WORK TO COMPLETE: Omit all pictures and give the records below again exactly as written.
══ DATA SHOWN ══
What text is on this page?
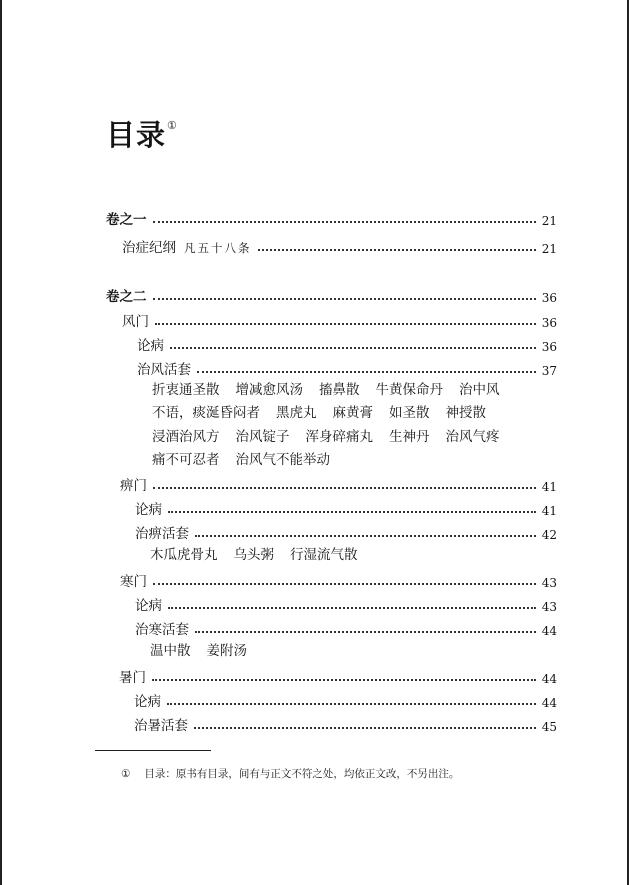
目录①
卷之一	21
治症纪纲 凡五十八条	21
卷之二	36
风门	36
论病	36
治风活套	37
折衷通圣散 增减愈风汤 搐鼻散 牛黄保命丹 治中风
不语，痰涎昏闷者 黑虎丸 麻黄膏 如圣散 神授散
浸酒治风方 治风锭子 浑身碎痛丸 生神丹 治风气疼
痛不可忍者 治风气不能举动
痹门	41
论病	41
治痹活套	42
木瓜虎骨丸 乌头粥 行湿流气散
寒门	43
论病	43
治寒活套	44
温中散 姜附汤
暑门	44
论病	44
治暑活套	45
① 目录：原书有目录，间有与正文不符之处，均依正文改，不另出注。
═══
TASK RESULT:
What text is on this page?
目录①
卷之一	21
治症纪纲 凡五十八条	21
卷之二	36
风门	36
论病	36
治风活套	37
折衷通圣散 增减愈风汤 搐鼻散 牛黄保命丹 治中风
不语，痰涎昏闷者 黑虎丸 麻黄膏 如圣散 神授散
浸酒治风方 治风锭子 浑身碎痛丸 生神丹 治风气疼
痛不可忍者 治风气不能举动
痹门	41
论病	41
治痹活套	42
木瓜虎骨丸 乌头粥 行湿流气散
寒门	43
论病	43
治寒活套	44
温中散 姜附汤
暑门	44
论病	44
治暑活套	45
① 目录：原书有目录，间有与正文不符之处，均依正文改，不另出注。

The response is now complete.